§ **GIVEN REQUEST**
Each record below must be returned exactly as shown.

··· DATA PROVIDED

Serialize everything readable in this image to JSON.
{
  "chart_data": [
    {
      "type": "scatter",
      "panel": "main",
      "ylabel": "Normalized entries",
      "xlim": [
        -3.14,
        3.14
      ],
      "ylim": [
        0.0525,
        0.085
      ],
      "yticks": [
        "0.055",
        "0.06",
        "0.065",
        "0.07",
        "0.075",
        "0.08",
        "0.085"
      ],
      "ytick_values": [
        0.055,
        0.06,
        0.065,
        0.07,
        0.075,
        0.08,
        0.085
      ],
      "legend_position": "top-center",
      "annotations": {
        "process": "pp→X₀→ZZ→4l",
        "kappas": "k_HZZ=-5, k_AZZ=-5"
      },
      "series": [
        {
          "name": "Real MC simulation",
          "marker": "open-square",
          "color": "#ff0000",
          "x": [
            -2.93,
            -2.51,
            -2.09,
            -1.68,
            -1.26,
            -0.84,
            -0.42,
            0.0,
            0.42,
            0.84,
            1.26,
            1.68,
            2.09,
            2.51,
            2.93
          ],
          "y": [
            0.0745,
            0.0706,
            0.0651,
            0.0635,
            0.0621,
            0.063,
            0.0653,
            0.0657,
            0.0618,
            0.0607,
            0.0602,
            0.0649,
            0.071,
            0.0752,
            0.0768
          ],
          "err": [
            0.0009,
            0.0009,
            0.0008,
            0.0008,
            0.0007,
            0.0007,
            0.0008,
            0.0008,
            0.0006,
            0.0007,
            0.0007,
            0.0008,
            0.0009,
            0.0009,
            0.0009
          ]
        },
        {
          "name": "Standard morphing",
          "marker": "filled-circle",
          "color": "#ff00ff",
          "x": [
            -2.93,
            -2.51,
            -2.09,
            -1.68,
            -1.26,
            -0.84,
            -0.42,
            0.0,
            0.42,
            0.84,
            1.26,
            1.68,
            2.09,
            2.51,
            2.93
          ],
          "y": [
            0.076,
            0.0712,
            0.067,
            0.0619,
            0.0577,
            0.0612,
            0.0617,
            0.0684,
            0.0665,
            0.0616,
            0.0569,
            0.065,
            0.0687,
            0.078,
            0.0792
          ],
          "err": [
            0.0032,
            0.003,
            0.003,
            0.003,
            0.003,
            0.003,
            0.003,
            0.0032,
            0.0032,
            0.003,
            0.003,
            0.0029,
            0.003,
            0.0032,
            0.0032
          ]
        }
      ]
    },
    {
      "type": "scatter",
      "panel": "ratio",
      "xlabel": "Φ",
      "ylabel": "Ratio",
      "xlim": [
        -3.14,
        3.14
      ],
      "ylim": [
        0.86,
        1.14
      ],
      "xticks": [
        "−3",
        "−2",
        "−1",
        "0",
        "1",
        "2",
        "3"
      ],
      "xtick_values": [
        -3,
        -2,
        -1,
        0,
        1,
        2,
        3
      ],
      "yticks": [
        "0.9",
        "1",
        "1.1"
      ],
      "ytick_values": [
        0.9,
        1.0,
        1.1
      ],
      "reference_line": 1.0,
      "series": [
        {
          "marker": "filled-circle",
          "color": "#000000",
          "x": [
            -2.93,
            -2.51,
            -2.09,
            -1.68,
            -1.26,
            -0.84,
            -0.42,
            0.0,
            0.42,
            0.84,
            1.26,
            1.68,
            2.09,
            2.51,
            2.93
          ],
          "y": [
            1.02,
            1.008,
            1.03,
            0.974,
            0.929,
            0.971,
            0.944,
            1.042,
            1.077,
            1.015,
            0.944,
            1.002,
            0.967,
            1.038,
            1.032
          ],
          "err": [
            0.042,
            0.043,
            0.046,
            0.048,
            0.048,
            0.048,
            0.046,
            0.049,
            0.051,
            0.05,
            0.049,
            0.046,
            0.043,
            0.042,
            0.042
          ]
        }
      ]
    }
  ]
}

······

§ **RESPONSE TO THIS EXERCISE**
Serialize everything readable in this image to JSON.
{
  "chart_data": [
    {
      "type": "scatter",
      "panel": "main",
      "ylabel": "Normalized entries",
      "xlim": [
        -3.14,
        3.14
      ],
      "ylim": [
        0.0525,
        0.085
      ],
      "yticks": [
        "0.055",
        "0.06",
        "0.065",
        "0.07",
        "0.075",
        "0.08",
        "0.085"
      ],
      "ytick_values": [
        0.055,
        0.06,
        0.065,
        0.07,
        0.075,
        0.08,
        0.085
      ],
      "legend_position": "top-center",
      "annotations": {
        "process": "pp→X₀→ZZ→4l",
        "kappas": "k_HZZ=-5, k_AZZ=-5"
      },
      "series": [
        {
          "name": "Real MC simulation",
          "marker": "open-square",
          "color": "#ff0000",
          "x": [
            -2.93,
            -2.51,
            -2.09,
            -1.68,
            -1.26,
            -0.84,
            -0.42,
            0.0,
            0.42,
            0.84,
            1.26,
            1.68,
            2.09,
            2.51,
            2.93
          ],
          "y": [
            0.0745,
            0.0706,
            0.0651,
            0.0635,
            0.0621,
            0.063,
            0.0653,
            0.0657,
            0.0618,
            0.0607,
            0.0602,
            0.0649,
            0.071,
            0.0752,
            0.0768
          ],
          "err": [
            0.0009,
            0.0009,
            0.0008,
            0.0008,
            0.0007,
            0.0007,
            0.0008,
            0.0008,
            0.0006,
            0.0007,
            0.0007,
            0.0008,
            0.0009,
            0.0009,
            0.0009
          ]
        },
        {
          "name": "Standard morphing",
          "marker": "filled-circle",
          "color": "#ff00ff",
          "x": [
            -2.93,
            -2.51,
            -2.09,
            -1.68,
            -1.26,
            -0.84,
            -0.42,
            0.0,
            0.42,
            0.84,
            1.26,
            1.68,
            2.09,
            2.51,
            2.93
          ],
          "y": [
            0.076,
            0.0712,
            0.067,
            0.0619,
            0.0577,
            0.0612,
            0.0617,
            0.0684,
            0.0665,
            0.0616,
            0.0569,
            0.065,
            0.0687,
            0.078,
            0.0792
          ],
          "err": [
            0.0032,
            0.003,
            0.003,
            0.003,
            0.003,
            0.003,
            0.003,
            0.0032,
            0.0032,
            0.003,
            0.003,
            0.0029,
            0.003,
            0.0032,
            0.0032
          ]
        }
      ]
    },
    {
      "type": "scatter",
      "panel": "ratio",
      "xlabel": "Φ",
      "ylabel": "Ratio",
      "xlim": [
        -3.14,
        3.14
      ],
      "ylim": [
        0.86,
        1.14
      ],
      "xticks": [
        "−3",
        "−2",
        "−1",
        "0",
        "1",
        "2",
        "3"
      ],
      "xtick_values": [
        -3,
        -2,
        -1,
        0,
        1,
        2,
        3
      ],
      "yticks": [
        "0.9",
        "1",
        "1.1"
      ],
      "ytick_values": [
        0.9,
        1.0,
        1.1
      ],
      "reference_line": 1.0,
      "series": [
        {
          "marker": "filled-circle",
          "color": "#000000",
          "x": [
            -2.93,
            -2.51,
            -2.09,
            -1.68,
            -1.26,
            -0.84,
            -0.42,
            0.0,
            0.42,
            0.84,
            1.26,
            1.68,
            2.09,
            2.51,
            2.93
          ],
          "y": [
            1.02,
            1.008,
            1.03,
            0.974,
            0.929,
            0.971,
            0.944,
            1.042,
            1.077,
            1.015,
            0.944,
            1.002,
            0.967,
            1.038,
            1.032
          ],
          "err": [
            0.042,
            0.043,
            0.046,
            0.048,
            0.048,
            0.048,
            0.046,
            0.049,
            0.051,
            0.05,
            0.049,
            0.046,
            0.043,
            0.042,
            0.042
          ]
        }
      ]
    }
  ]
}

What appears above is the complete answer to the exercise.